(Beginning of SOURCE PASSAGE)

The Use of a New Paleoclimate Archive to Reconstruct Holocene Sea-Ice Variability in the eastern Weddell Sea, Antarctica

Proxies of paleoclimate are essential tools in reconstructing past Antarctic climates, understanding its natural climate variability, and providing context for change under future warming. Constraining past changes in Antarctic sea ice is particularly challenging, and current proxy records have significant temporal and spatial limitations¹. Here, we report use of a new sea-ice proxy, namely the geochemical signature of prey remains preserved in snow petrel (Pagodroma nivea) stomach oil deposits.  

Antarctica’s relatively stable Holocene climate provided a backdrop for the establishment and development of modern ecosystems. Close to the margin of the East Antarctic Ice Sheet, the Theron Mountains provided one such ecological niche in the form of a snow petrel colony, estimated to have established approximately 6,000 years ago². During each summer breeding season, snow petrel adults travelled towards the retreating sea-ice edge to hunt for food for their young, or towards areas of open water (polynyas). Prey species varied in proportion according to proximity to the continental shelf, whether proximal (fish), distal (krill) or within a polynya (increased proportion of fish)³. These dietary signatures are preserved in the form of lipid biomarkers within their fossilised stomach oil deposits, accumulated outside nest crevices during defensive regurgitation. The presence of this colony in the Holocene therefore offers a unique lens to examine the response of the Antarctic environment to fluctuating sea-ice conditions⁴. A multi-proxy methodology is employed here, comparing key elements and trace metals, fatty acid profiles and bulk isotopic (δ¹³C and δ¹⁵N) compositions. This study aims to address the uncertainties current paleoclimate proxies have, and our results show centennial-scale dietary fluctuations across the last 2,000 years in response to retreating sea-ice. We therefore offer a more comprehensive insight into reconstructing Holocene climate variability within the eastern Weddell Sea region of Antarctica.

(End of SOURCE PASSAGE)
(Beginning of DATA SECTION)

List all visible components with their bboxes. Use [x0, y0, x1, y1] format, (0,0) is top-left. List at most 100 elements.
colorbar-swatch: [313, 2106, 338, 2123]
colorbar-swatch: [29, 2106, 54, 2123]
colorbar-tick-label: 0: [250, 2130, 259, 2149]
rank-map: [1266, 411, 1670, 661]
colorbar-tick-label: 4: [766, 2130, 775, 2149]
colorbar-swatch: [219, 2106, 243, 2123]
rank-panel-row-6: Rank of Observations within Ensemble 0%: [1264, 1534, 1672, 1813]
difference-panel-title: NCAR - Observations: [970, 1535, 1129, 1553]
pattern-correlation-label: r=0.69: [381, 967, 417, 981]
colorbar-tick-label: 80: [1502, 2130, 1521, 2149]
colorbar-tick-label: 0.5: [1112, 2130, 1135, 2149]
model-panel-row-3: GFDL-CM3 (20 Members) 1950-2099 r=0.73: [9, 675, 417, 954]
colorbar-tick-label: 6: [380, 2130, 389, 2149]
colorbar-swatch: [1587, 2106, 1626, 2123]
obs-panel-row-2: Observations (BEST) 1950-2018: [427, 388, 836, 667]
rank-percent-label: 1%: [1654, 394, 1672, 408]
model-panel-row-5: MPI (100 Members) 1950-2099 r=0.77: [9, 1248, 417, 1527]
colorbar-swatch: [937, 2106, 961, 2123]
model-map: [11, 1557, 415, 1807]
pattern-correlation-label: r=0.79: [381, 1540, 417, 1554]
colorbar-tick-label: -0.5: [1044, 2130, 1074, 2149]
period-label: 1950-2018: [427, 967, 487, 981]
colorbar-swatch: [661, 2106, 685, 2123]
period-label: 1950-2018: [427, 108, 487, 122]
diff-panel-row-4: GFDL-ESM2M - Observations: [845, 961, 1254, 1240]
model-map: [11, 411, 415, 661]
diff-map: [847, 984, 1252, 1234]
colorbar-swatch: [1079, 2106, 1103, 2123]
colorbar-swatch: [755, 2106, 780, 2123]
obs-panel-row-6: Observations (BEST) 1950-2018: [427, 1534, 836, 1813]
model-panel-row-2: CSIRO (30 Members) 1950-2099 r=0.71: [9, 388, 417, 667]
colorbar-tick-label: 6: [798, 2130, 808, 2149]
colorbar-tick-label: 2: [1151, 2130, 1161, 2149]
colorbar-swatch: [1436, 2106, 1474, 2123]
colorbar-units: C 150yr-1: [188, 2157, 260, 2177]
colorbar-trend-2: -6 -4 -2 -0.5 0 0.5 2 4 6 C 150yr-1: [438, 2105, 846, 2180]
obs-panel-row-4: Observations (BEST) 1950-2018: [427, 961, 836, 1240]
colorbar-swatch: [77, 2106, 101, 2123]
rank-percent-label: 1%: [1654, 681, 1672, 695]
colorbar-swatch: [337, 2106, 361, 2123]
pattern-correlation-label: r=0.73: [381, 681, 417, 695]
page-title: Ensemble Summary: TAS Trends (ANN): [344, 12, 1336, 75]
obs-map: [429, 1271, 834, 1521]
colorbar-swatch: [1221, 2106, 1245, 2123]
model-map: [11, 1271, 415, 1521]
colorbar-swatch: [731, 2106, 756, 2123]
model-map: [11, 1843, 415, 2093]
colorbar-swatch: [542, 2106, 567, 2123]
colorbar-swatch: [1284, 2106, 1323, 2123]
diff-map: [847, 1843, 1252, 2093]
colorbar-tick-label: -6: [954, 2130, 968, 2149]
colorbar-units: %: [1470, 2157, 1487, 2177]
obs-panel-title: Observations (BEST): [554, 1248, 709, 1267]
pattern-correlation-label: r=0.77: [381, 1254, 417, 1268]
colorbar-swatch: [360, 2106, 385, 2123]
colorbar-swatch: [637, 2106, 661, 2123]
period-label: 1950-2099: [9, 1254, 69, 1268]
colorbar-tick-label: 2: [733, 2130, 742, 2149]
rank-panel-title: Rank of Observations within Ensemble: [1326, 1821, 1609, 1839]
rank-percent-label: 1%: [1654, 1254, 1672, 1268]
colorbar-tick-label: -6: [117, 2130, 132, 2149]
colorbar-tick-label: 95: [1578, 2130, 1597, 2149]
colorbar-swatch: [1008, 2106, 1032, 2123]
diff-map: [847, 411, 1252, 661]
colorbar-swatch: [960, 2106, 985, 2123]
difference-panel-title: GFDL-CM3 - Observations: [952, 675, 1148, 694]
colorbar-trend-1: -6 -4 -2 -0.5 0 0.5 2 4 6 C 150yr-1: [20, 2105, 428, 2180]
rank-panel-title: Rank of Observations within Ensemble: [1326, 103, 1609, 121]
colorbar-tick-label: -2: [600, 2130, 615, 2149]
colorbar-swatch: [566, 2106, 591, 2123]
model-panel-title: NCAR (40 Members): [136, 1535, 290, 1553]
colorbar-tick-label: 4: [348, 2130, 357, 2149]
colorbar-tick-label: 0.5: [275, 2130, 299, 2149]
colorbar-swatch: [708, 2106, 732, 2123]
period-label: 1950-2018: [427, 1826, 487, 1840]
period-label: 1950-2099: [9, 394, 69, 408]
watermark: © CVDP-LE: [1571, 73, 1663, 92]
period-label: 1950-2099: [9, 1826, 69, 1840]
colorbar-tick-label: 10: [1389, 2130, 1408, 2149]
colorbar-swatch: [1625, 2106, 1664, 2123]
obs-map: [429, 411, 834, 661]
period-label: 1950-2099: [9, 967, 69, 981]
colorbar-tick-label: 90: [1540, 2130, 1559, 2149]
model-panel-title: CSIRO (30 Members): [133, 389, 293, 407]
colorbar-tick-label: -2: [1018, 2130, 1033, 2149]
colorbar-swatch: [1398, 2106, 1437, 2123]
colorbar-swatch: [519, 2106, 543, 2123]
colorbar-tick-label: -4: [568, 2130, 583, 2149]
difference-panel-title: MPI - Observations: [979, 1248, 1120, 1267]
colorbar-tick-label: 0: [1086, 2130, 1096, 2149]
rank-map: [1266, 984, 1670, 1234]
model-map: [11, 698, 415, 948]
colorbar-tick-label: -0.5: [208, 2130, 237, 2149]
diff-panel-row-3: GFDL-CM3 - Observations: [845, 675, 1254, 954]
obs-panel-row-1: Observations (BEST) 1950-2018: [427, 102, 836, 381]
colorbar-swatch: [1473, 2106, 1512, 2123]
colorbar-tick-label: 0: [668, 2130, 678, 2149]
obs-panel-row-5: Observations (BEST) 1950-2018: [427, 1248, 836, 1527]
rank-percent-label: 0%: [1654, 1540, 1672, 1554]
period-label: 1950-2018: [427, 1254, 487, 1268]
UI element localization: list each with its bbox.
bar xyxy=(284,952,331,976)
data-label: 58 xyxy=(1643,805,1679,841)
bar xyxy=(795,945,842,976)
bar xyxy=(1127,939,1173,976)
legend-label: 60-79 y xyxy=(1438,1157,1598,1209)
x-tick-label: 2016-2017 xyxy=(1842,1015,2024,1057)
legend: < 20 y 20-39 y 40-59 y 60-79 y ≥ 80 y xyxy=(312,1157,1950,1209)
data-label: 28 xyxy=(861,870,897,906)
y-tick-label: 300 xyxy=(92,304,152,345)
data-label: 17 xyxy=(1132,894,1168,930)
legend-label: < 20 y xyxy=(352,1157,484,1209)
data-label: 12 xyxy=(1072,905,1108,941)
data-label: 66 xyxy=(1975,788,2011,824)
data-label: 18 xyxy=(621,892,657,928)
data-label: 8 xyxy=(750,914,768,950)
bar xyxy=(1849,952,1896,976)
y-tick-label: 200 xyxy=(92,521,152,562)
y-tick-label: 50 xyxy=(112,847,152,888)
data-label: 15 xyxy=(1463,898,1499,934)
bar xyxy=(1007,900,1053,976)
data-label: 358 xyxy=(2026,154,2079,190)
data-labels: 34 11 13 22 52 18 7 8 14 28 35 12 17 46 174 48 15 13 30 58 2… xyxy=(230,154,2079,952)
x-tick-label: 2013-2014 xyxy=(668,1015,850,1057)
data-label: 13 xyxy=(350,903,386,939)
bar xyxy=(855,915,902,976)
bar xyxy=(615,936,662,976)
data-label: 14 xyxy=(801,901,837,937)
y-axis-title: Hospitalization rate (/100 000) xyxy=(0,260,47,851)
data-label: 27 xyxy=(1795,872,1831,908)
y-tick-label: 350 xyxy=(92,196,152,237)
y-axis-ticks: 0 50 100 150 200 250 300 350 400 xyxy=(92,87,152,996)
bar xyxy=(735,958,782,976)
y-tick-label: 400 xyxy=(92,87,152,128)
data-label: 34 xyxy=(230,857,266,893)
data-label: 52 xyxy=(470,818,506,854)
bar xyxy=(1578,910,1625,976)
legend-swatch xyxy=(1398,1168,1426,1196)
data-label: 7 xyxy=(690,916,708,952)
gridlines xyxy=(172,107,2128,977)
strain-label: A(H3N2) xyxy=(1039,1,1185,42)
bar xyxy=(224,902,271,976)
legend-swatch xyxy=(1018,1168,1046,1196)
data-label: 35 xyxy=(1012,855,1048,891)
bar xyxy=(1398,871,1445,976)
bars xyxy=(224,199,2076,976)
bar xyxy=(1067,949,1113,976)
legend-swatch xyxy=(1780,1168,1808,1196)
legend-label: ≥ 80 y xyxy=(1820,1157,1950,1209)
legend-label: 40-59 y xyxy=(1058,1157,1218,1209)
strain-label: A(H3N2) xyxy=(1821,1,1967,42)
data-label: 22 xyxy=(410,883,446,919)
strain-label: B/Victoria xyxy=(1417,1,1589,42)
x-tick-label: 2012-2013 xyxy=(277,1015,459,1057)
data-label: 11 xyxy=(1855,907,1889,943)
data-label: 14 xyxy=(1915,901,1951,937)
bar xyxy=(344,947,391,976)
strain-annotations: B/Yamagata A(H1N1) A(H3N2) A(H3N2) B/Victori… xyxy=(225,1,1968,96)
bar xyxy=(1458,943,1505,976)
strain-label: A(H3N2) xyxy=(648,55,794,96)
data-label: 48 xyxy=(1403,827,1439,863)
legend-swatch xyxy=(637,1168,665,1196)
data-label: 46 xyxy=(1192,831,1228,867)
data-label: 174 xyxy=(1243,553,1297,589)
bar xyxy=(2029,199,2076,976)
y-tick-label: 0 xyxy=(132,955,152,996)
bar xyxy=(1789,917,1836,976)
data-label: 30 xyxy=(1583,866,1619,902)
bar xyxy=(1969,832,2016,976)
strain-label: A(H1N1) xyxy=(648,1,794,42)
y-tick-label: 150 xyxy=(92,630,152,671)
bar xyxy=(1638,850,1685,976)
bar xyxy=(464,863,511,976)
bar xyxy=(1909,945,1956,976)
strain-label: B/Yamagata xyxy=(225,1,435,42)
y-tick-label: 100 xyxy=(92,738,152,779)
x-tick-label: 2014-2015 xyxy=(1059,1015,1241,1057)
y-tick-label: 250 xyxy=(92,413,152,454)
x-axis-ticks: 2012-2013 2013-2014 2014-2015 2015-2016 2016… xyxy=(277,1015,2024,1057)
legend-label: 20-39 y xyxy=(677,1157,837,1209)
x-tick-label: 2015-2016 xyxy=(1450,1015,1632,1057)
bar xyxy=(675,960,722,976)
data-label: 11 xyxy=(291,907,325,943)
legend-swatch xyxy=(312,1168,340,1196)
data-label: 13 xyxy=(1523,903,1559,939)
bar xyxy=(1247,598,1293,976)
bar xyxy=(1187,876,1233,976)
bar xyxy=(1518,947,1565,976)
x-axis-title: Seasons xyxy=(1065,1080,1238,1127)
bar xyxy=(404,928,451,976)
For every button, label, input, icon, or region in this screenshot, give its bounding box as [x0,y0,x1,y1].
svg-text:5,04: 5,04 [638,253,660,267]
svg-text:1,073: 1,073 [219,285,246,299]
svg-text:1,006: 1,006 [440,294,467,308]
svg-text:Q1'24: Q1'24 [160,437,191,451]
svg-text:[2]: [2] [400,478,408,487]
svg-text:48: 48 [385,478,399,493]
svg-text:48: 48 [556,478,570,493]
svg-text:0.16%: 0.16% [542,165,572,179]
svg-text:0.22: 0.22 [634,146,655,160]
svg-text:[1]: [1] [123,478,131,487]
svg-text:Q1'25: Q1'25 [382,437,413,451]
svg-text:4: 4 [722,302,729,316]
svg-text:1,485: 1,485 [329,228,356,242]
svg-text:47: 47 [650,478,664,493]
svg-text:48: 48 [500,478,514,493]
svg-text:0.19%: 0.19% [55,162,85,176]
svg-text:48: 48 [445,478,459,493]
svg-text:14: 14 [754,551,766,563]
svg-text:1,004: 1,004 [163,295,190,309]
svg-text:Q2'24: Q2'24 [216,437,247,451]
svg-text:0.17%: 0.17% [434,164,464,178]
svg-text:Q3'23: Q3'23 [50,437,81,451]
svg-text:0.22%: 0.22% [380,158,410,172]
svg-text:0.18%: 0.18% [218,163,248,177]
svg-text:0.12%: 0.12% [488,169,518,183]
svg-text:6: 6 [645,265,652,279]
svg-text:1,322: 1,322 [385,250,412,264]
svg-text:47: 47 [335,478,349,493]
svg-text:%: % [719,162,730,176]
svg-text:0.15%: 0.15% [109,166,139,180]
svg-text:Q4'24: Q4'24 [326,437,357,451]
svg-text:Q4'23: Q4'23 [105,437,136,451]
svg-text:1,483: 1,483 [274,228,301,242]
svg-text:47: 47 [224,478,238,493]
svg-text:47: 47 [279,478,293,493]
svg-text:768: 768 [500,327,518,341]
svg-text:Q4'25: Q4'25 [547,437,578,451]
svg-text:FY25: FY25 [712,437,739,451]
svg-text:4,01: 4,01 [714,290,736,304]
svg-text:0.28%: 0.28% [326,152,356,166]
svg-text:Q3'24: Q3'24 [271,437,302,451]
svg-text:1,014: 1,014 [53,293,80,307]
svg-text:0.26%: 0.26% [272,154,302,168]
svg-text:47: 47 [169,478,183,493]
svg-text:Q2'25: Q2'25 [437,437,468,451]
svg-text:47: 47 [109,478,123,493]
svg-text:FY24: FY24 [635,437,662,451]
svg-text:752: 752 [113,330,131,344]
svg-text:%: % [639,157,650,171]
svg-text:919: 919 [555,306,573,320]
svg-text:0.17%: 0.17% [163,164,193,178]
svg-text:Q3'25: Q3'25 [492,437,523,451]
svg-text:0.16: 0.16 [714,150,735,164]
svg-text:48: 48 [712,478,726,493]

(End of DATA SECTION)

▸ BRIEF 1: According to the passage on Weddell Sea sea ice, roughly how long ago was the snow petrel colony in the Theron Mountains established?
▸ BRIEF 2: Carry on the passage on Weddell Sea sea ice, starting after its last sentence.
The entries aren't needed for this work.

▸ RESPONSE 1: Approximately 6,000 years ago.

▸ RESPONSE 2:
¹Collins, M., Knutti, R., Arblaster, J., Dufresne, J.-L., Fichefet, T., Friedlingstein, P., Gao, X., Gutowski, W. J., Johns, T., Krinner, G., Shongwe, M., Tebaldi, C., Weaver, A. J., and Wehner, M.: Long-term Climate Change: Projections, Commitments, and Irreversibility, in: Climate Change 2013: The Physical Science Basis. Contribution of Working Group I to 735 the Fifth Assessment Report of the Intergovernmental Panel on Climate Change edited by: Stocker, T. F., Qin, D., Plattner, G.-K., Tignor, M., Allen, S. K., Boschung, J., Nauels, A., Xia, Y., Bex, V., and Midgley, P. M., Cambridge University Press, Cambridge, United Kingdom and New York, NY, USA., 2013.

²Berg, S., Melles, M., Hermichen, W.-D., McClymont, E. L., Bentley, M. J., Hodgson, D. A., & Kuhn, G. (2019). Evaluation of mumiyo deposits from East Antarctica as archives for the Late Quaternary environmental and climatic history. Geochemistry, Geophysics, Geosystems, 20(1), 260– 276.

³Barbraud, C., & Weimerskirch, H. (2001). Contrasting effects of the extent of sea-ice on the breeding performance of an Antarctic top predator, the snow petrel, Pagodroma nivea. Journal of Avian Biology, 32(4), 297– 302.

⁴Delord, K., Pinet, P., Pinaud, D., Barbraud, C., De Grissac, S., Lewden, A., et al. (2016). Species-specific foraging strategies and segregation mechanisms of sympatric Antarctic fulmarine petrels throughout the annual cycle. Ibis, 158(3), 569– 586.